### Task goal
In the material below, list every line carrying the string "средними".

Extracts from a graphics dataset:
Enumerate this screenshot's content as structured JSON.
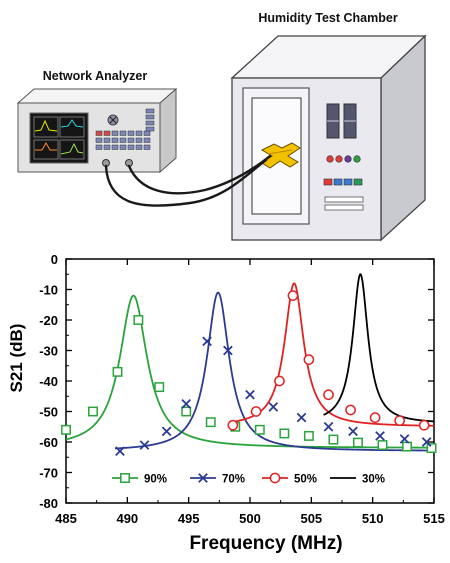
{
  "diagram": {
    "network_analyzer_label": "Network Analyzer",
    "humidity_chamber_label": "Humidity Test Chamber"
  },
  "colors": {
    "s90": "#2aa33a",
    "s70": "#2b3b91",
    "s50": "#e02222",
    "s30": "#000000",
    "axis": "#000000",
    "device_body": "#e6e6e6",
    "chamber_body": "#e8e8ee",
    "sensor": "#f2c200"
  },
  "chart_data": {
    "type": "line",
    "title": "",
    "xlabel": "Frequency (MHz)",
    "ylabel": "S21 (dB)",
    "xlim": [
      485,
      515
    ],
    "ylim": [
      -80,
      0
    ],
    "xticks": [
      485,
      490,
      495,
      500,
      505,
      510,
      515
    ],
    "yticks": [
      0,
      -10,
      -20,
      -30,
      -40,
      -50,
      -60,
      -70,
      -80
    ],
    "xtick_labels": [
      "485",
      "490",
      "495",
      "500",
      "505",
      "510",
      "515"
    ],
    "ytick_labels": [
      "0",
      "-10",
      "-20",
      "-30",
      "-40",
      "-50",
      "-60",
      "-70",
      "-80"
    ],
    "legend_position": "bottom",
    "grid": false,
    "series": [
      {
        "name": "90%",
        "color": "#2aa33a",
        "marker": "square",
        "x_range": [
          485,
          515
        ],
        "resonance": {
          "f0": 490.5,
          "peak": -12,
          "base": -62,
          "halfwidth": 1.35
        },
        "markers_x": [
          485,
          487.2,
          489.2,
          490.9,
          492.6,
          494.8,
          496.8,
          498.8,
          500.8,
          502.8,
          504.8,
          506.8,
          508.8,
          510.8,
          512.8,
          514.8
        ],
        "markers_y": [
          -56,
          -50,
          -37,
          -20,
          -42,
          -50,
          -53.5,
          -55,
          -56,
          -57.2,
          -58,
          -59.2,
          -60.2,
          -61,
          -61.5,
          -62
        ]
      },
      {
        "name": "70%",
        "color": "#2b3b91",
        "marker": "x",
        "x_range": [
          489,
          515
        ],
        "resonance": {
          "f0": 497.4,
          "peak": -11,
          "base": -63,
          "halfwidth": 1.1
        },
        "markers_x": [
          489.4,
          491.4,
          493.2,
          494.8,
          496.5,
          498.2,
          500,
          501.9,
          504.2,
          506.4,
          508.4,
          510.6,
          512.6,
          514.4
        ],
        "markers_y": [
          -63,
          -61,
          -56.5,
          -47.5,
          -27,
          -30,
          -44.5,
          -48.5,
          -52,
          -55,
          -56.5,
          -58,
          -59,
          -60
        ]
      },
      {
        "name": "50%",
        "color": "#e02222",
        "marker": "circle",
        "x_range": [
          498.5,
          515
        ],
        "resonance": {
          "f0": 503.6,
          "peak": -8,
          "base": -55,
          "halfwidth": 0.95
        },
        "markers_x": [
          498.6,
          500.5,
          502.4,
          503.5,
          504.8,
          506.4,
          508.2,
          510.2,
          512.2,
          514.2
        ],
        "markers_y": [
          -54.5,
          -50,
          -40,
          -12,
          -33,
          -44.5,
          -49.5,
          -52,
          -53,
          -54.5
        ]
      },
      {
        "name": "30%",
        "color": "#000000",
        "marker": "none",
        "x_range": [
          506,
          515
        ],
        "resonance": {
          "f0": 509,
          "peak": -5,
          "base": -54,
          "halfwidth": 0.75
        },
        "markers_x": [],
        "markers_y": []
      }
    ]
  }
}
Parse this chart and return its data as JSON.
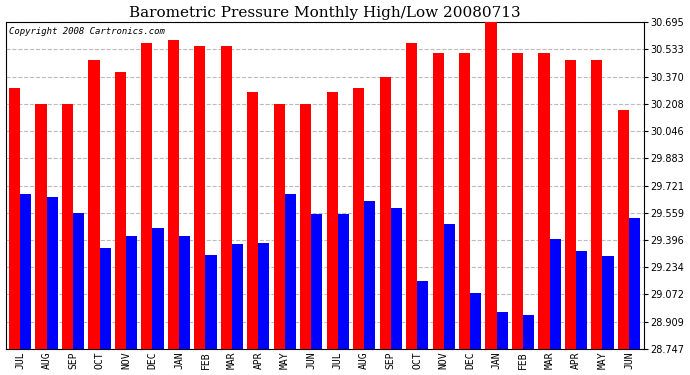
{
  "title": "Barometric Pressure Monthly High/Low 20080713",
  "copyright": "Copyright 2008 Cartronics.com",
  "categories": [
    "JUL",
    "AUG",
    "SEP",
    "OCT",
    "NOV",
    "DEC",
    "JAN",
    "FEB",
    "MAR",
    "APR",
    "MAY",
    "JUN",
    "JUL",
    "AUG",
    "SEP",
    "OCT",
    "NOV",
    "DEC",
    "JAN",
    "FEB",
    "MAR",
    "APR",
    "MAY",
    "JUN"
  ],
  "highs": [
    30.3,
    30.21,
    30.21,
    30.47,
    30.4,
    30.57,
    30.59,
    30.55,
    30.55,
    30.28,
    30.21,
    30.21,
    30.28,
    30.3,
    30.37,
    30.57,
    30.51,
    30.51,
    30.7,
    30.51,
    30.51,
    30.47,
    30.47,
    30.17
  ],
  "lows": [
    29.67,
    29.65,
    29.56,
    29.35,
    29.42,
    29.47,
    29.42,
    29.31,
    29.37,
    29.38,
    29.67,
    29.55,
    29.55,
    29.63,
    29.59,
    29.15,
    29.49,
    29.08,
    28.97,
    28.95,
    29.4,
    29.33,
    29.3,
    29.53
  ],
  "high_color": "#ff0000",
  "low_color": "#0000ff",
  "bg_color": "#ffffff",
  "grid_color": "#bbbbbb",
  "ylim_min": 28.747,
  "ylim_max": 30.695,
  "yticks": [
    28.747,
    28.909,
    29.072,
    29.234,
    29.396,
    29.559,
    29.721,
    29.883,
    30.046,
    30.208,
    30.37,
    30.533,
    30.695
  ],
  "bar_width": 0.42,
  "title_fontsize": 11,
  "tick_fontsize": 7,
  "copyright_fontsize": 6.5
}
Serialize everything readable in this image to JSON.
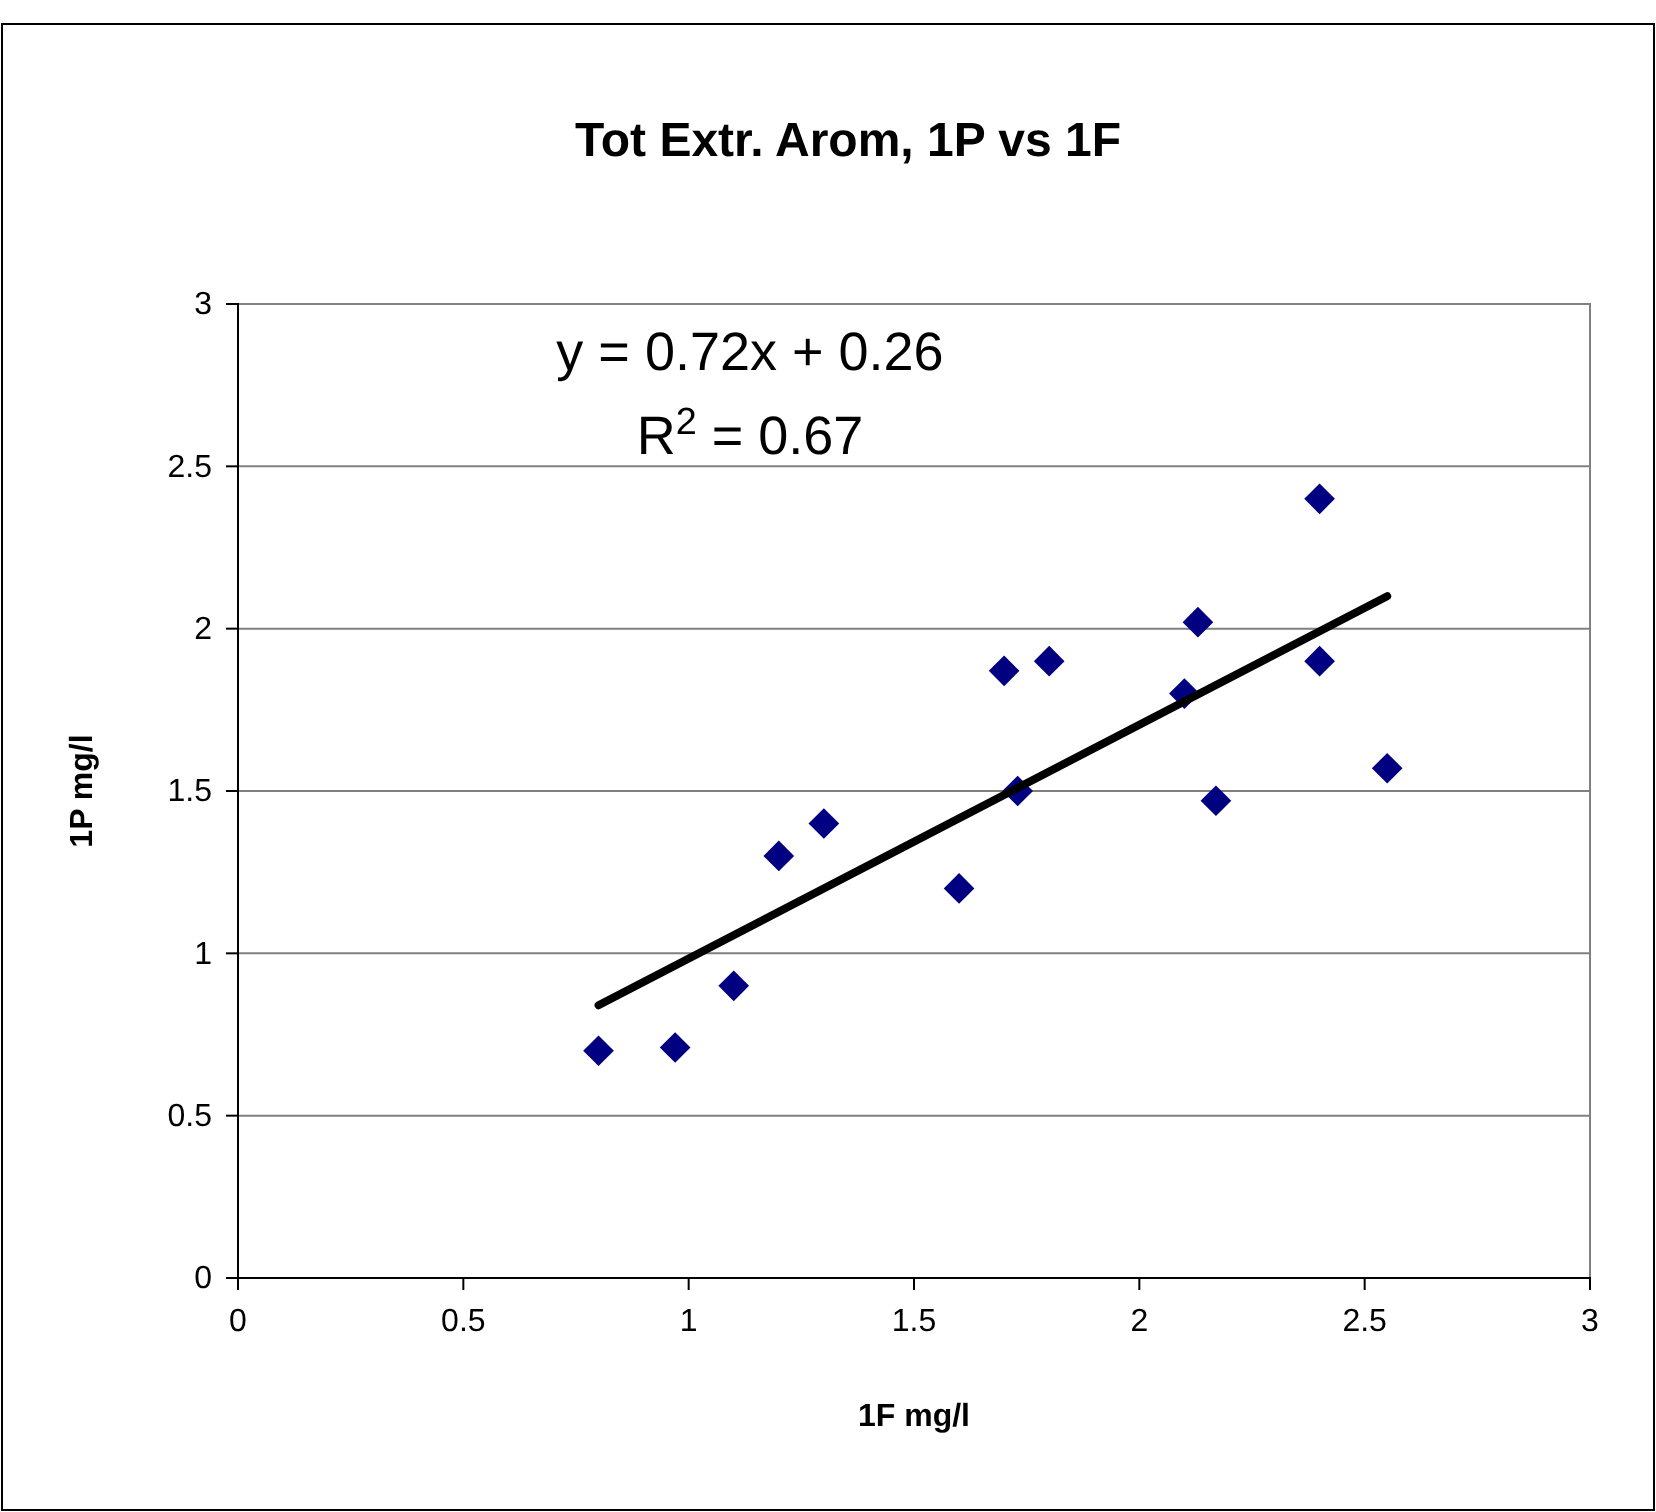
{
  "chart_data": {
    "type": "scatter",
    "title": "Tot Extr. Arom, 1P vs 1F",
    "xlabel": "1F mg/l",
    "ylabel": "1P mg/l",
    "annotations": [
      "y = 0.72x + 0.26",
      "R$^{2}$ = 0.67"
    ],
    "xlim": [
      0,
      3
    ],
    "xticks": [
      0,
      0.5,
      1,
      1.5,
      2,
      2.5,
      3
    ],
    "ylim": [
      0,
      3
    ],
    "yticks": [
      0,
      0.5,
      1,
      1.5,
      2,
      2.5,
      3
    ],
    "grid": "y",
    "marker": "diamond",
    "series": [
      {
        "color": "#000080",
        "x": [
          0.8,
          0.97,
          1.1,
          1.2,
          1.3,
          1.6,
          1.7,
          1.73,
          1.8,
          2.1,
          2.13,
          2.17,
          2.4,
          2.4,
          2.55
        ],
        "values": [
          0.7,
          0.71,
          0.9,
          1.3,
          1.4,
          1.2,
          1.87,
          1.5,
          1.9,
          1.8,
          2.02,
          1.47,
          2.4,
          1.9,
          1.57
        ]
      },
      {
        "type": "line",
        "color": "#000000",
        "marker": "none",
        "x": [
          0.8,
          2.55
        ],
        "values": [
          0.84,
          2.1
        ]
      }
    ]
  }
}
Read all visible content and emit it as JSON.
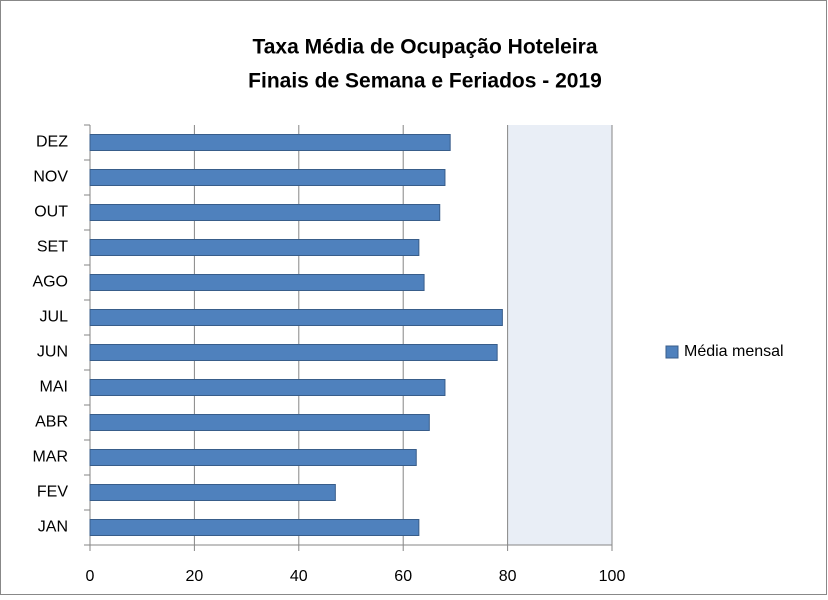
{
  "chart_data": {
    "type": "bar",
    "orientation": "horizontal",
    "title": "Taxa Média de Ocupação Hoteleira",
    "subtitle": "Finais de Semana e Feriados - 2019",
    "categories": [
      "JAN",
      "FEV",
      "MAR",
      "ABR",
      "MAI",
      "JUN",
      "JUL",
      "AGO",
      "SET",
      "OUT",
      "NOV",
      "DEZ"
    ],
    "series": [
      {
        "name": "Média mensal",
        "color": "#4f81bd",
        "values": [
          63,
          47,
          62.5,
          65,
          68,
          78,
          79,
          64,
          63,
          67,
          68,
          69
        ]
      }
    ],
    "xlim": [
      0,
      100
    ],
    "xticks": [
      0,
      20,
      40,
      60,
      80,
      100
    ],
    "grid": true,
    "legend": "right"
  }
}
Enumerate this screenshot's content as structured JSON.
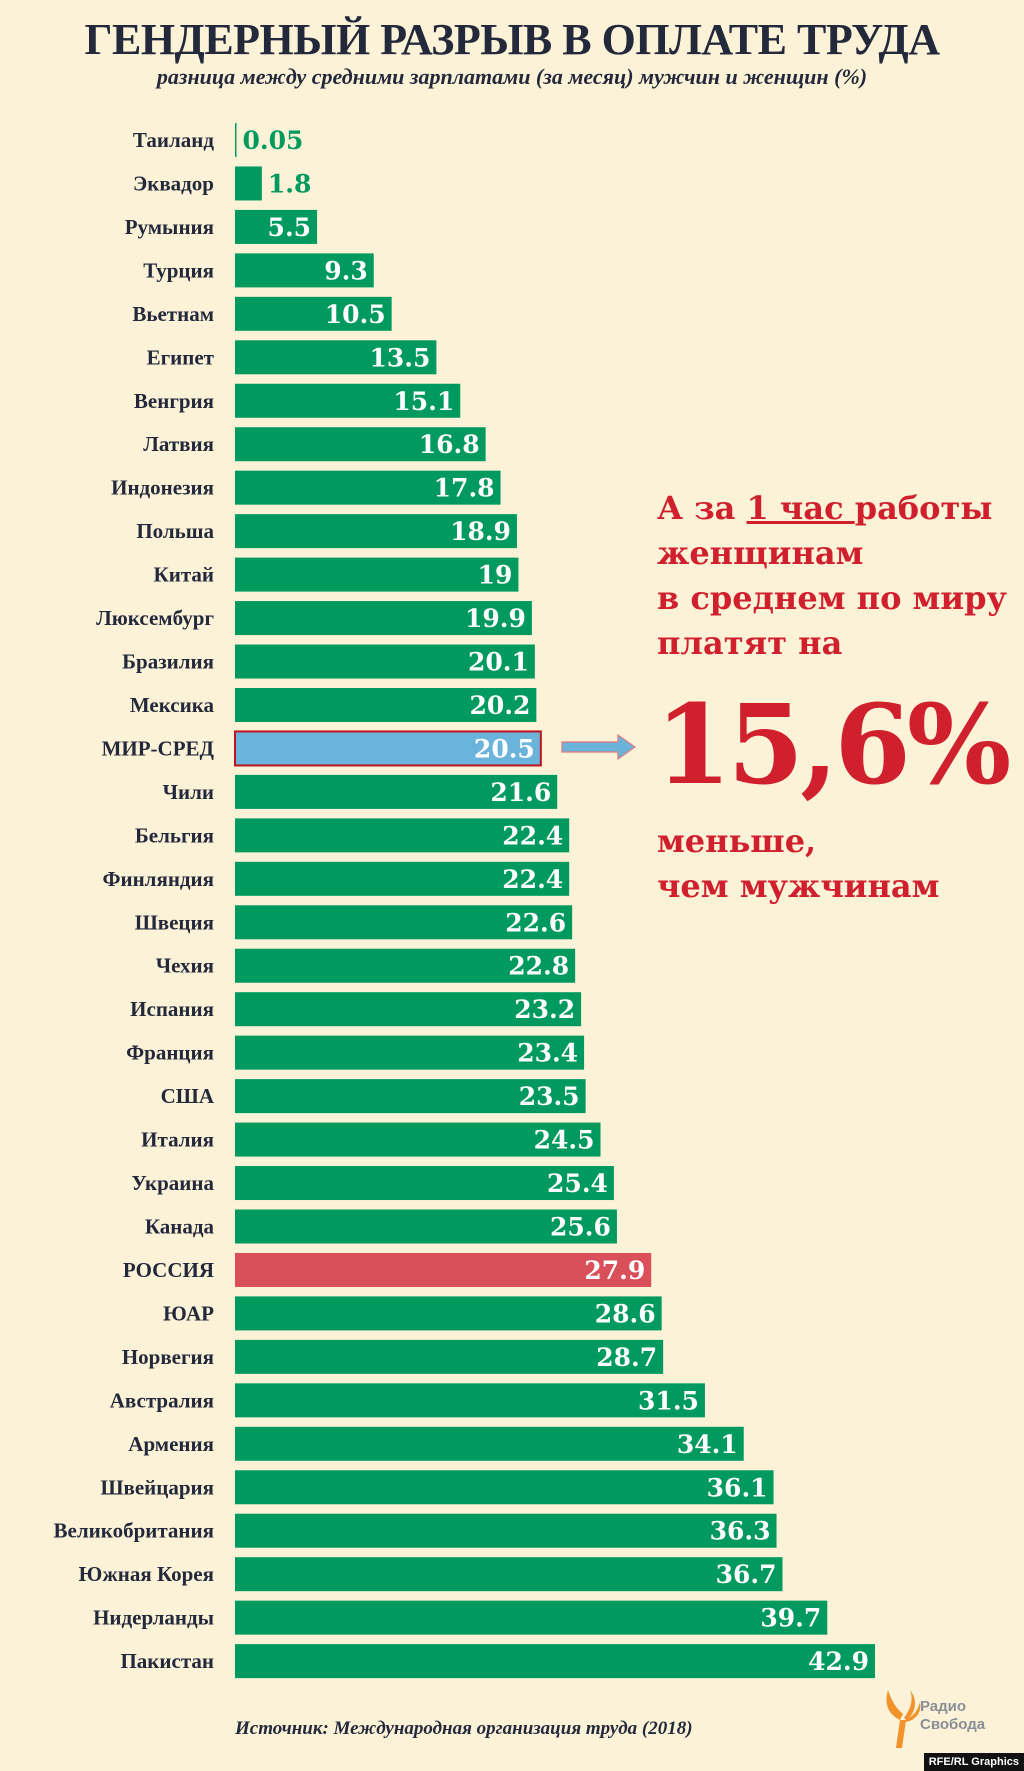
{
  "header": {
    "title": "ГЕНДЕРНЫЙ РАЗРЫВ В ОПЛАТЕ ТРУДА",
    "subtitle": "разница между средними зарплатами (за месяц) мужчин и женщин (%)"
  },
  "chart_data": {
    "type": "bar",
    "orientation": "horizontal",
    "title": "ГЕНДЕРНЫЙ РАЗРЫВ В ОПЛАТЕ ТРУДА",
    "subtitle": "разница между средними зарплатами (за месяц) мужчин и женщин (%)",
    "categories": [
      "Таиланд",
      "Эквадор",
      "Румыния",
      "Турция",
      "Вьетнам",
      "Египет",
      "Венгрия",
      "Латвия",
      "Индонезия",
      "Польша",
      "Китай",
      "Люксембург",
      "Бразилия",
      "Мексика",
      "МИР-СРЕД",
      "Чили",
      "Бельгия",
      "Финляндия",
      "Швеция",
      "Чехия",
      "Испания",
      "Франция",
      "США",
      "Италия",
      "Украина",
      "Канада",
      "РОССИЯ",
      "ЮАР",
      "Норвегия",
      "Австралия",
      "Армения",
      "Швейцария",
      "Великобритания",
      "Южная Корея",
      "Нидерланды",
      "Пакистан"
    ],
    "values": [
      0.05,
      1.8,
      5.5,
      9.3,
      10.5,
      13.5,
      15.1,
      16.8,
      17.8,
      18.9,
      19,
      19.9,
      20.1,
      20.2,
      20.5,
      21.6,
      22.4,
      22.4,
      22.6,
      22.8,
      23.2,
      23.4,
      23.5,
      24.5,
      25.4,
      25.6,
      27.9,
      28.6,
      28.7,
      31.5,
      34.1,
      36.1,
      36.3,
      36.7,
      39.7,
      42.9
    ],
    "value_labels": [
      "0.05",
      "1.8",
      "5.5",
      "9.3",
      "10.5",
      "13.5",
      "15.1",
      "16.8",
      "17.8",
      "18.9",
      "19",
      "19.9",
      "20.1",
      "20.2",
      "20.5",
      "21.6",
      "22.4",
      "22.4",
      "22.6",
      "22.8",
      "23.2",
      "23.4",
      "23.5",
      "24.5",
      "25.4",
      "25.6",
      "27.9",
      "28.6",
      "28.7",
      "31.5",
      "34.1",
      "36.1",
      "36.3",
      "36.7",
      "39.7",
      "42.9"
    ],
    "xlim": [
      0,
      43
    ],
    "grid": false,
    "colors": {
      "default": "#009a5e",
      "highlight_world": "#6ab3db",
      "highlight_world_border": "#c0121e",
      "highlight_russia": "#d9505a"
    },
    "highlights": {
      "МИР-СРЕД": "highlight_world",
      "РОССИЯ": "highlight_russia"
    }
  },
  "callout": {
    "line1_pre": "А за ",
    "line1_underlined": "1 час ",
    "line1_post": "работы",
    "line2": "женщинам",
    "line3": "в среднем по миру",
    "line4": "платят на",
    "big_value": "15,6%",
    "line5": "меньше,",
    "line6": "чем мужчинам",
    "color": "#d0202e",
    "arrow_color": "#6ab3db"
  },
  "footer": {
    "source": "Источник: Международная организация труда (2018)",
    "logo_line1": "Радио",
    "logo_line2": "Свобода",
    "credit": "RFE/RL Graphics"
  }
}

### Worked answer
    "subtitle": "разница между средними зарплатами (за месяц) мужчин и женщин (%)"
    "subtitle": "разница между средними зарплатами (за месяц) мужчин и женщин (%)",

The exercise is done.